%%

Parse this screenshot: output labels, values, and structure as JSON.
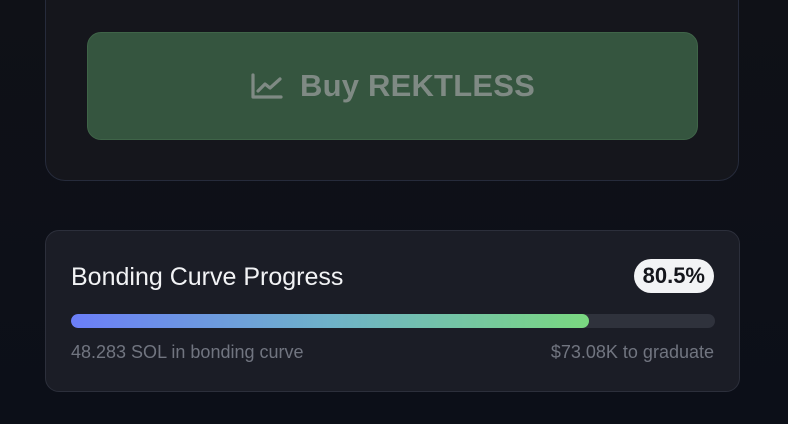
{
  "buy": {
    "button_label": "Buy REKTLESS",
    "icon": "chart-line-icon"
  },
  "bonding_curve": {
    "title": "Bonding Curve Progress",
    "percent_label": "80.5%",
    "progress_fraction": 0.805,
    "sol_text": "48.283 SOL in bonding curve",
    "graduate_text": "$73.08K to graduate"
  },
  "colors": {
    "background": "#0f1117",
    "button": "#35553f",
    "progress_start": "#6b7ef8",
    "progress_end": "#7ad880"
  }
}
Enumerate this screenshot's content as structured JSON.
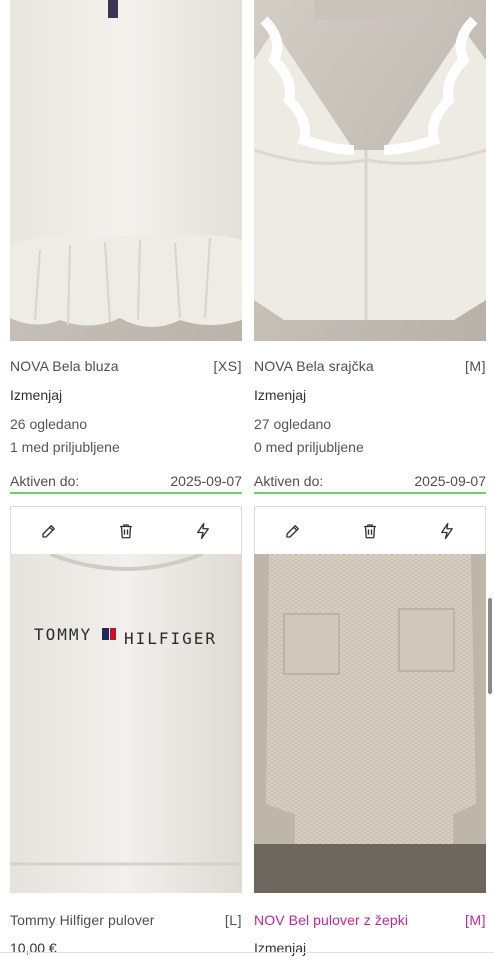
{
  "listings": [
    {
      "title": "NOVA Bela bluza",
      "size": "[XS]",
      "edit_label": "Izmenjaj",
      "views": "26 ogledano",
      "favorites": "1 med priljubljene",
      "active_label": "Aktiven do:",
      "active_date": "2025-09-07",
      "image": "white blouse with peplum ruffle"
    },
    {
      "title": "NOVA Bela srajčka",
      "size": "[M]",
      "edit_label": "Izmenjaj",
      "views": "27 ogledano",
      "favorites": "0 med priljubljene",
      "active_label": "Aktiven do:",
      "active_date": "2025-09-07",
      "image": "white shirt with ruffled collar"
    },
    {
      "title": "Tommy Hilfiger pulover",
      "size": "[L]",
      "price": "10,00 €",
      "logo_text": "TOMMY HILFIGER",
      "image": "white Tommy Hilfiger sweatshirt",
      "toolbar": {
        "edit_icon": "pencil-icon",
        "delete_icon": "trash-icon",
        "boost_icon": "lightning-icon"
      }
    },
    {
      "title": "NOV Bel pulover z žepki",
      "size": "[M]",
      "edit_label": "Izmenjaj",
      "title_color": "#c2269a",
      "image": "cream knit sweater with pockets",
      "toolbar": {
        "edit_icon": "pencil-icon",
        "delete_icon": "trash-icon",
        "boost_icon": "lightning-icon"
      }
    }
  ],
  "colors": {
    "active_underline": "#6fcf6a",
    "highlight_title": "#c2269a"
  }
}
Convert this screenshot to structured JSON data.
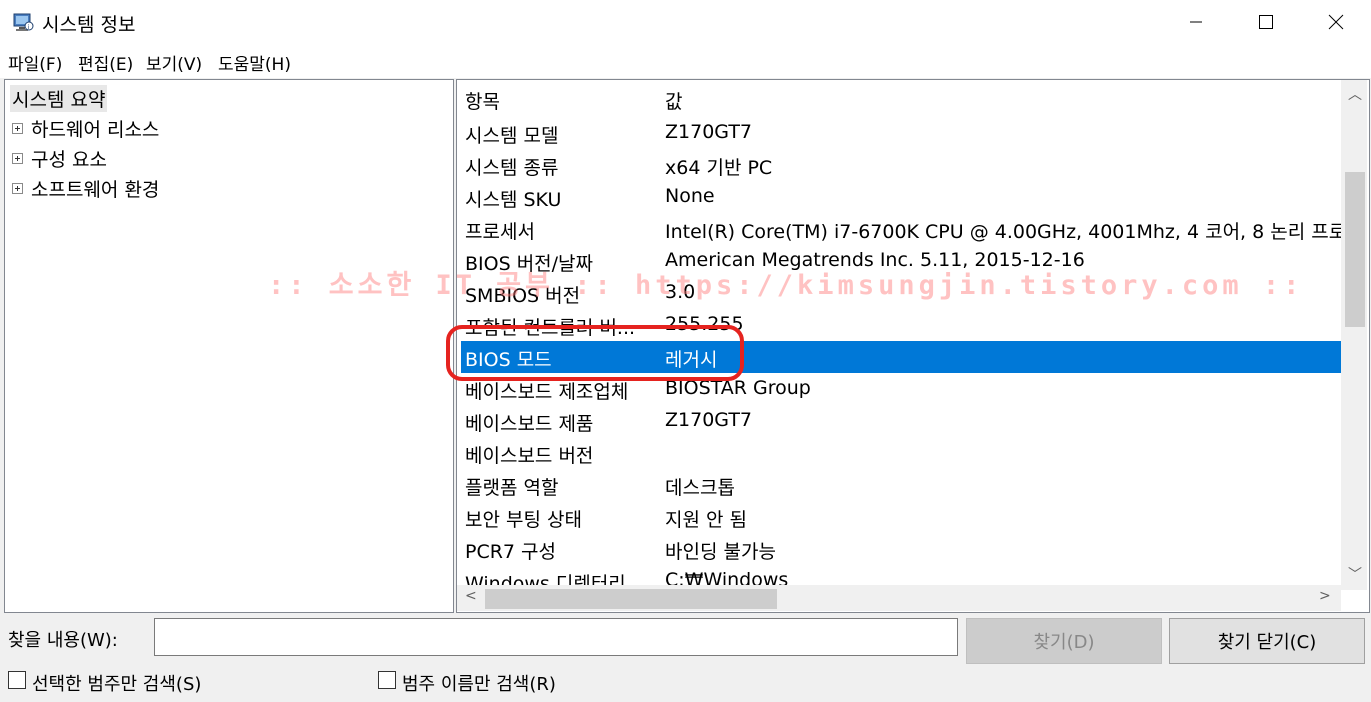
{
  "window": {
    "title": "시스템 정보"
  },
  "menu": [
    "파일(F)",
    "편집(E)",
    "보기(V)",
    "도움말(H)"
  ],
  "tree": {
    "root": "시스템 요약",
    "children": [
      "하드웨어 리소스",
      "구성 요소",
      "소프트웨어 환경"
    ]
  },
  "list": {
    "headers": [
      "항목",
      "값"
    ],
    "rows": [
      [
        "시스템 모델",
        "Z170GT7"
      ],
      [
        "시스템 종류",
        "x64 기반 PC"
      ],
      [
        "시스템 SKU",
        "None"
      ],
      [
        "프로세서",
        "Intel(R) Core(TM) i7-6700K CPU @ 4.00GHz, 4001Mhz, 4 코어, 8 논리 프로"
      ],
      [
        "BIOS 버전/날짜",
        "American Megatrends Inc. 5.11, 2015-12-16"
      ],
      [
        "SMBIOS 버전",
        "3.0"
      ],
      [
        "포함된 컨트롤러 버...",
        "255.255"
      ],
      [
        "BIOS 모드",
        "레거시"
      ],
      [
        "베이스보드 제조업체",
        "BIOSTAR Group"
      ],
      [
        "베이스보드 제품",
        "Z170GT7"
      ],
      [
        "베이스보드 버전",
        ""
      ],
      [
        "플랫폼 역할",
        "데스크톱"
      ],
      [
        "보안 부팅 상태",
        "지원 안 됨"
      ],
      [
        "PCR7 구성",
        "바인딩 불가능"
      ],
      [
        "Windows 디렉터리",
        "C:₩Windows"
      ]
    ],
    "selected_index": 7
  },
  "watermark": ":: 소소한 IT 공부 :: https://kimsungjin.tistory.com ::",
  "find": {
    "label": "찾을 내용(W):",
    "value": "",
    "find_button": "찾기(D)",
    "close_button": "찾기 닫기(C)",
    "cb_selected_only": "선택한 범주만 검색(S)",
    "cb_names_only": "범주 이름만 검색(R)"
  },
  "colors": {
    "selection": "#0078d7",
    "annotation": "#e5231f"
  }
}
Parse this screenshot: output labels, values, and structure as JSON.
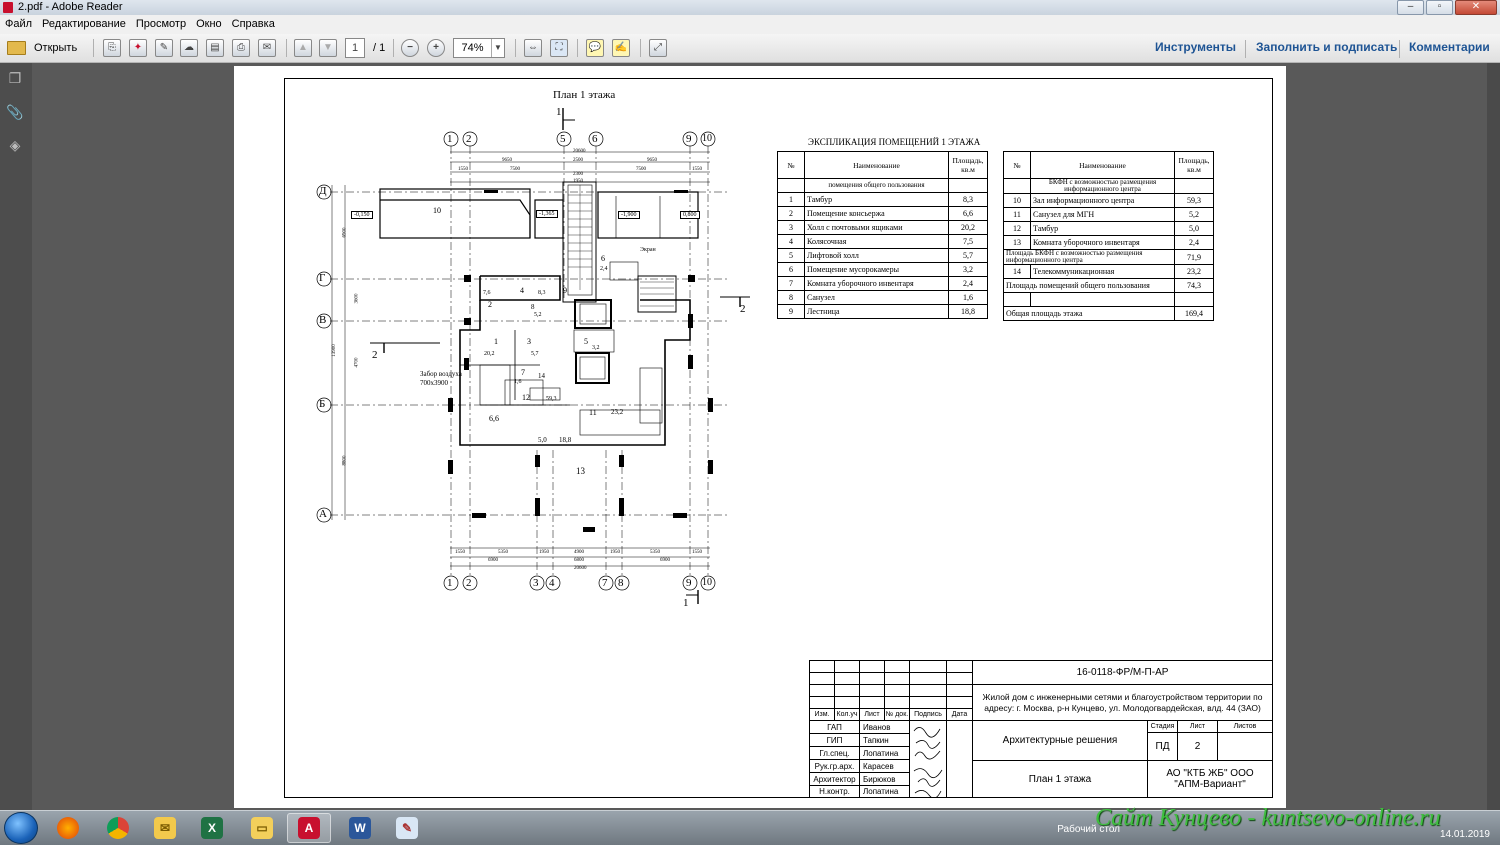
{
  "window": {
    "title": "2.pdf - Adobe Reader",
    "min": "–",
    "max": "▫",
    "close": "✕"
  },
  "menu": [
    "Файл",
    "Редактирование",
    "Просмотр",
    "Окно",
    "Справка"
  ],
  "toolbar": {
    "open_label": "Открыть",
    "page_current": "1",
    "page_total": "/ 1",
    "zoom": "74%",
    "tools_label": "Инструменты",
    "fill_sign_label": "Заполнить и подписать",
    "comments_label": "Комментарии"
  },
  "plan": {
    "title": "План 1 этажа",
    "section_mark": "1",
    "section_mark_2": "2",
    "axes_top": [
      "1",
      "2",
      "5",
      "6",
      "9",
      "10"
    ],
    "axes_bottom": [
      "1",
      "2",
      "3",
      "4",
      "7",
      "8",
      "9",
      "10"
    ],
    "axes_left": [
      "Д",
      "Г",
      "В",
      "Б",
      "А"
    ],
    "dims_top": [
      "20600",
      "2500",
      "9650",
      "9650",
      "2500",
      "7500",
      "7500",
      "2300",
      "1950",
      "1550",
      "1550"
    ],
    "dims_bottom": [
      "1550",
      "5350",
      "1950",
      "4900",
      "1950",
      "5350",
      "1550",
      "6900",
      "6800",
      "6900",
      "20600"
    ],
    "dims_left": [
      "6900",
      "3600",
      "4700",
      "13900",
      "8800"
    ],
    "room_labels": [
      "10",
      "-0,150",
      "-1,365",
      "-1,900",
      "0,800",
      "1",
      "2",
      "3",
      "4",
      "5",
      "6",
      "7",
      "8",
      "9",
      "11",
      "12",
      "13",
      "14",
      "6,6",
      "7,6",
      "8,3",
      "20,2",
      "5,7",
      "3,2",
      "2,4",
      "1,6",
      "5,2",
      "59,3",
      "23,2",
      "5,0",
      "18,8"
    ],
    "note": "Забор воздуха 700x3900",
    "note2": "Экран"
  },
  "explication": {
    "title": "ЭКСПЛИКАЦИЯ ПОМЕЩЕНИЙ 1 ЭТАЖА",
    "headers": [
      "№",
      "Наименование",
      "Площадь, кв.м"
    ],
    "left_section": "помещения общего пользования",
    "left_rows": [
      [
        "1",
        "Тамбур",
        "8,3"
      ],
      [
        "2",
        "Помещение консьержа",
        "6,6"
      ],
      [
        "3",
        "Холл с почтовыми ящиками",
        "20,2"
      ],
      [
        "4",
        "Колясочная",
        "7,5"
      ],
      [
        "5",
        "Лифтовой холл",
        "5,7"
      ],
      [
        "6",
        "Помещение мусорокамеры",
        "3,2"
      ],
      [
        "7",
        "Комната уборочного инвентаря",
        "2,4"
      ],
      [
        "8",
        "Санузел",
        "1,6"
      ],
      [
        "9",
        "Лестница",
        "18,8"
      ]
    ],
    "right_section": "БКФН с возможностью размещения информационного центра",
    "right_rows": [
      [
        "10",
        "Зал информационного центра",
        "59,3"
      ],
      [
        "11",
        "Санузел для МГН",
        "5,2"
      ],
      [
        "12",
        "Тамбур",
        "5,0"
      ],
      [
        "13",
        "Комната уборочного инвентаря",
        "2,4"
      ]
    ],
    "bkfn_total_label": "Площадь БКФН с возможностью размещения информационного центра",
    "bkfn_total": "71,9",
    "row14": [
      "14",
      "Телекоммуникационная",
      "23,2"
    ],
    "common_total_label": "Площадь помещений общего пользования",
    "common_total": "74,3",
    "floor_total_label": "Общая площадь этажа",
    "floor_total": "169,4"
  },
  "stamp": {
    "code": "16-0118-ФР/М-П-АР",
    "object": "Жилой дом с инженерными сетями и благоустройством территории по адресу: г. Москва, р-н Кунцево, ул. Молодогвардейская, влд. 44 (ЗАО)",
    "headers": [
      "Изм.",
      "Кол.уч",
      "Лист",
      "№ док.",
      "Подпись",
      "Дата"
    ],
    "people": [
      [
        "ГАП",
        "Иванов"
      ],
      [
        "ГИП",
        "Тапкин"
      ],
      [
        "Гл.спец.",
        "Лопатина"
      ],
      [
        "Рук.гр.арх.",
        "Карасев"
      ],
      [
        "Архитектор",
        "Бирюков"
      ],
      [
        "Н.контр.",
        "Лопатина"
      ]
    ],
    "section": "Архитектурные решения",
    "stage_h": "Стадия",
    "sheet_h": "Лист",
    "sheets_h": "Листов",
    "stage": "ПД",
    "sheet": "2",
    "sheet_title": "План 1 этажа",
    "org": "АО \"КТБ ЖБ\" ООО \"АПМ-Вариант\""
  },
  "taskbar": {
    "apps": [
      "Firefox",
      "Chrome",
      "Почта",
      "Excel",
      "Проводник",
      "Adobe Reader",
      "Word",
      "Paint"
    ],
    "desktop_label": "Рабочий стол",
    "date": "14.01.2019"
  },
  "watermark": "Сайт Кунцево - kuntsevo-online.ru"
}
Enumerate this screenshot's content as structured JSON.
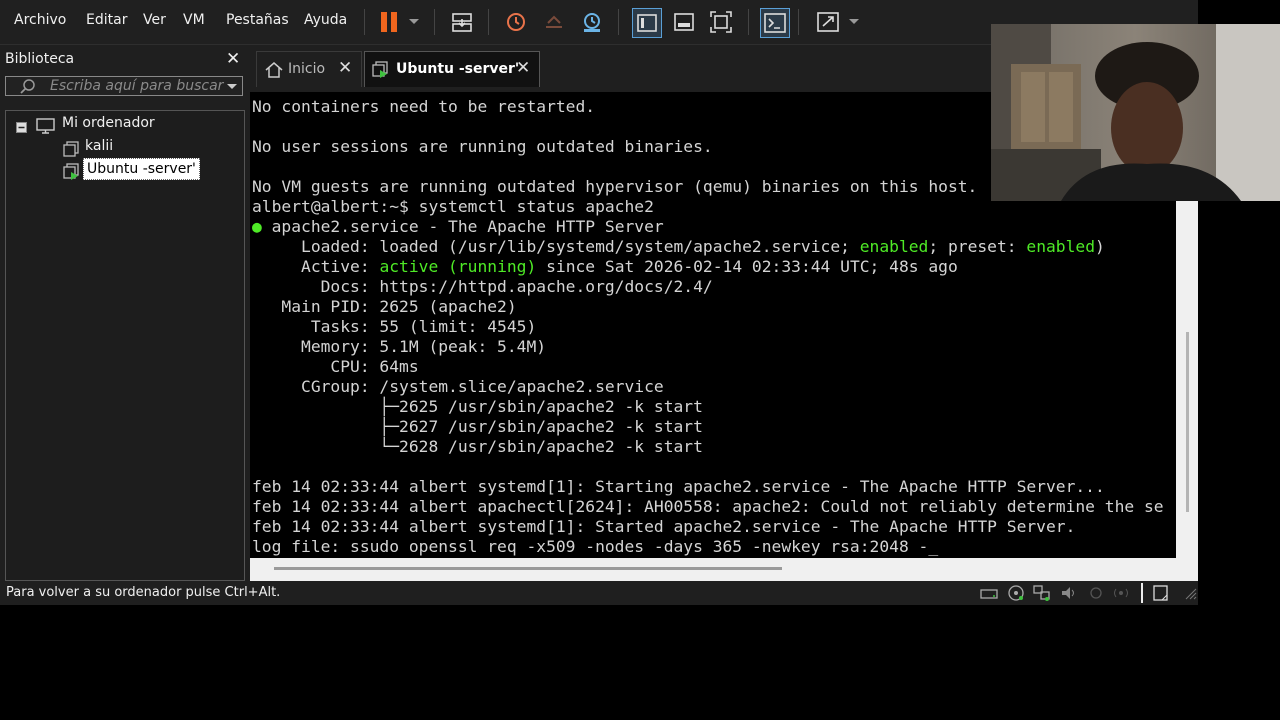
{
  "menubar": {
    "items": [
      "Archivo",
      "Editar",
      "Ver",
      "VM",
      "Pestañas",
      "Ayuda"
    ]
  },
  "sidebar": {
    "title": "Biblioteca",
    "search_placeholder": "Escriba aquí para buscar",
    "tree": {
      "root": "Mi ordenador",
      "vms": [
        "kalii",
        "Ubuntu -server'"
      ]
    }
  },
  "tabs": [
    {
      "label": "Inicio",
      "active": false
    },
    {
      "label": "Ubuntu -server'",
      "active": true
    }
  ],
  "terminal": {
    "lines": [
      "No containers need to be restarted.",
      "",
      "No user sessions are running outdated binaries.",
      "",
      "No VM guests are running outdated hypervisor (qemu) binaries on this host.",
      "albert@albert:~$ systemctl status apache2",
      "● apache2.service - The Apache HTTP Server",
      "     Loaded: loaded (/usr/lib/systemd/system/apache2.service; enabled; preset: enabled)",
      "     Active: active (running) since Sat 2026-02-14 02:33:44 UTC; 48s ago",
      "       Docs: https://httpd.apache.org/docs/2.4/",
      "   Main PID: 2625 (apache2)",
      "      Tasks: 55 (limit: 4545)",
      "     Memory: 5.1M (peak: 5.4M)",
      "        CPU: 64ms",
      "     CGroup: /system.slice/apache2.service",
      "             ├─2625 /usr/sbin/apache2 -k start",
      "             ├─2627 /usr/sbin/apache2 -k start",
      "             └─2628 /usr/sbin/apache2 -k start",
      "",
      "feb 14 02:33:44 albert systemd[1]: Starting apache2.service - The Apache HTTP Server...",
      "feb 14 02:33:44 albert apachectl[2624]: AH00558: apache2: Could not reliably determine the se",
      "feb 14 02:33:44 albert systemd[1]: Started apache2.service - The Apache HTTP Server.",
      "log file: ssudo openssl req -x509 -nodes -days 365 -newkey rsa:2048 -_"
    ]
  },
  "statusbar": {
    "text": "Para volver a su ordenador pulse Ctrl+Alt."
  },
  "colors": {
    "terminal_green": "#4eea26",
    "pause_orange": "#f0661e",
    "accent_blue": "#5a9fd6"
  }
}
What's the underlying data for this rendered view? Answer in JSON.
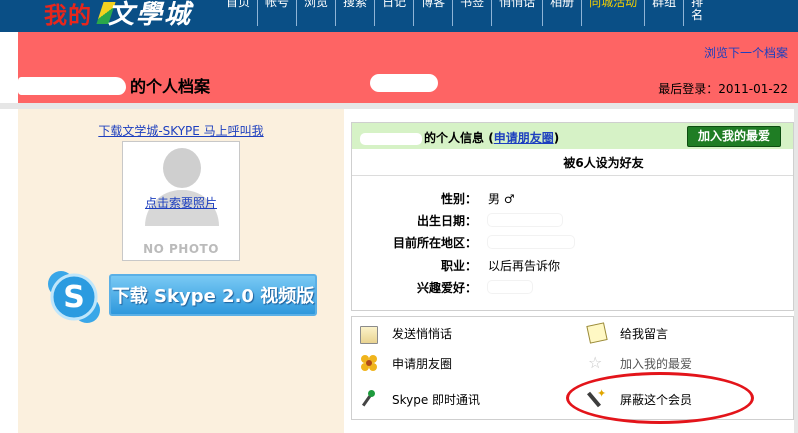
{
  "logo": {
    "part1": "我的",
    "part2": "文學城"
  },
  "nav": {
    "items": [
      "首页",
      "帐号",
      "浏览",
      "搜索",
      "日记",
      "博客",
      "书签",
      "悄悄话",
      "相册",
      "同城活动",
      "群组",
      "排名"
    ]
  },
  "header": {
    "browse_next": "浏览下一个档案",
    "profile_title": "的个人档案",
    "last_login_label": "最后登录：",
    "last_login_date": "2011-01-22"
  },
  "left": {
    "skype_download_link": "下载文学城-SKYPE 马上呼叫我",
    "photo_request_link": "点击索要照片",
    "no_photo_label": "NO PHOTO",
    "skype_banner": "下载 Skype 2.0 视频版"
  },
  "info": {
    "header_label": "的个人信息",
    "apply_friend_link": "申请朋友圈",
    "add_favorite_button": "加入我的最爱",
    "friends_text": "被6人设为好友",
    "fields": [
      {
        "label": "性别：",
        "value": "男 ♂"
      },
      {
        "label": "出生日期：",
        "value": ""
      },
      {
        "label": "目前所在地区：",
        "value": ""
      },
      {
        "label": "职业：",
        "value": "以后再告诉你"
      },
      {
        "label": "兴趣爱好：",
        "value": ""
      }
    ]
  },
  "actions": {
    "send_message": "发送悄悄话",
    "leave_comment": "给我留言",
    "apply_friend": "申请朋友圈",
    "add_favorite": "加入我的最爱",
    "skype_chat": "Skype 即时通讯",
    "block_member": "屏蔽这个会员"
  },
  "colors": {
    "nav_bg": "#0a4f86",
    "header_pink": "#fe6464",
    "left_bg": "#fbf0de",
    "green_header": "#d6f2c6",
    "button_green": "#1f7d24",
    "highlight_oval": "#e3141a"
  }
}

%%

Problem details
Copy every line of the data that holds the string "ordenador".

Result of this task
      "root": "Mi ordenador",
    "text": "Para volver a su ordenador pulse Ctrl+Alt."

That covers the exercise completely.